--- START OF RECORD EXCERPTS ---

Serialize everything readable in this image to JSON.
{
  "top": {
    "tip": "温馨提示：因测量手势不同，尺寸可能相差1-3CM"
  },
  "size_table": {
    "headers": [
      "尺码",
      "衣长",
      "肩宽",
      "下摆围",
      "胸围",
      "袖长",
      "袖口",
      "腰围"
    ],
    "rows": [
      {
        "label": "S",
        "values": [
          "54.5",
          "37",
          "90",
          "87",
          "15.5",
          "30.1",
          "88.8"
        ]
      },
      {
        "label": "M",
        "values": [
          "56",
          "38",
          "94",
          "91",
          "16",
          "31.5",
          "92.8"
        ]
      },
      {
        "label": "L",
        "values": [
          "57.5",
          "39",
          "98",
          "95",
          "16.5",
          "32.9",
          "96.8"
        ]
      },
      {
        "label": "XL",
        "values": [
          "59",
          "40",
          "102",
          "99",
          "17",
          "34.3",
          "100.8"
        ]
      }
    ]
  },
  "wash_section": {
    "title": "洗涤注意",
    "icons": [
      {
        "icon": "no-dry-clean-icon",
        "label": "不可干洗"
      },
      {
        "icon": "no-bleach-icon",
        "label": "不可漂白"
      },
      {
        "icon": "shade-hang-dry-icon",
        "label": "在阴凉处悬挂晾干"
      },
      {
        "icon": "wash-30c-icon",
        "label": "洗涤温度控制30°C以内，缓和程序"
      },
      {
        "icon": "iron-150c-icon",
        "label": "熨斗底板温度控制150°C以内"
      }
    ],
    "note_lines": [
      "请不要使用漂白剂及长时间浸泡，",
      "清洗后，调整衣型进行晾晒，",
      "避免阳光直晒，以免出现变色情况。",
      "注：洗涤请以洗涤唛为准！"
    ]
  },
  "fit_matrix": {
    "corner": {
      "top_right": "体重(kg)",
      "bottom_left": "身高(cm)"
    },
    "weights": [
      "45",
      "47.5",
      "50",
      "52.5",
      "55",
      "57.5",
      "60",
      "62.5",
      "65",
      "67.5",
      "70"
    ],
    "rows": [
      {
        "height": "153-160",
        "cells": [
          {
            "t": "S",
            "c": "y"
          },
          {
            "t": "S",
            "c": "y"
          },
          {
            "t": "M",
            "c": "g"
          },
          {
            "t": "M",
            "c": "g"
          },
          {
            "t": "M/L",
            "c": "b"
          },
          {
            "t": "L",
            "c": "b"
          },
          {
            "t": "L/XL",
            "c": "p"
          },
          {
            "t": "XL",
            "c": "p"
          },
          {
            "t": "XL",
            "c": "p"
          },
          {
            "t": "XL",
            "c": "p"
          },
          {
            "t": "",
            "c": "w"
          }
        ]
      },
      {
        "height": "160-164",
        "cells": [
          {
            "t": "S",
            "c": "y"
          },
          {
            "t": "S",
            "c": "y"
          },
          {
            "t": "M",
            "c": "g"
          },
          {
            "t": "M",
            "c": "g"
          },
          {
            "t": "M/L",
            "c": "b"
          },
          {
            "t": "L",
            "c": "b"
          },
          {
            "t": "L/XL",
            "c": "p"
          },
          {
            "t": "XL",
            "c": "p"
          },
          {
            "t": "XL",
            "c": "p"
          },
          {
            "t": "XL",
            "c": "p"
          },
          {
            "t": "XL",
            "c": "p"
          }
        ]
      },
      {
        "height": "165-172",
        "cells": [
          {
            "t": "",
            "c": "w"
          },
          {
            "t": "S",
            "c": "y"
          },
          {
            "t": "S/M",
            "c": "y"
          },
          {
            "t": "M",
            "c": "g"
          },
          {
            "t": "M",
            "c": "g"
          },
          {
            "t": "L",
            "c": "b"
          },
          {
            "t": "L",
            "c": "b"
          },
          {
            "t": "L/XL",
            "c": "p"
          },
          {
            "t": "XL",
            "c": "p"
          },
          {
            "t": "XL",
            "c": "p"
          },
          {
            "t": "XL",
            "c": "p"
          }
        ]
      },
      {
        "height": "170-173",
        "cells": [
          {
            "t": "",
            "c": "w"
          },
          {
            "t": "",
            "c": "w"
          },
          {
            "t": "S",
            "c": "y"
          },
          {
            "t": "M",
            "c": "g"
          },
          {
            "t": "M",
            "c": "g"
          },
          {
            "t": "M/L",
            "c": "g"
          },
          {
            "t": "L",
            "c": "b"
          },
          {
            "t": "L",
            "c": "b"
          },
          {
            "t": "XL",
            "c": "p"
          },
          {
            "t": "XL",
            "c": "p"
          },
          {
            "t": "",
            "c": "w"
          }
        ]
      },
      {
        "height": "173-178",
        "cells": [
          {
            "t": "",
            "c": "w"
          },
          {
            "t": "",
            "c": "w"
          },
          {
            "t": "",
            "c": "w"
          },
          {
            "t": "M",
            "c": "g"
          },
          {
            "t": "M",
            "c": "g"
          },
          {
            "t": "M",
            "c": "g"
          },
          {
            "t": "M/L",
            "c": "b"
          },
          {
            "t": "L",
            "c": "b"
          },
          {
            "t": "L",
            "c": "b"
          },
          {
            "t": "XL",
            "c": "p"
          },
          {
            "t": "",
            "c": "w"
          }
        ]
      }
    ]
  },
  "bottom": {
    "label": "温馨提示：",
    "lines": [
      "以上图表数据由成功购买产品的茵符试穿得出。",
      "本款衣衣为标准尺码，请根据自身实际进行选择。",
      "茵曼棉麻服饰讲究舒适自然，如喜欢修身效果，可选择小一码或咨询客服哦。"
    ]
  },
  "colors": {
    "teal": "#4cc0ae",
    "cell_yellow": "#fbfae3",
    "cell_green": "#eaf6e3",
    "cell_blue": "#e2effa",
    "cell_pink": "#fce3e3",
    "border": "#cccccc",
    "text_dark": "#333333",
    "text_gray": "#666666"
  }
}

--- END OF RECORD EXCERPTS ---

[EXERCISE DETAILS] Gather all the lines that include the word "温馨提示" and copy them out.

[RESPONSE TO THIS EXERCISE]
    "tip": "温馨提示：因测量手势不同，尺寸可能相差1-3CM"
    "label": "温馨提示：",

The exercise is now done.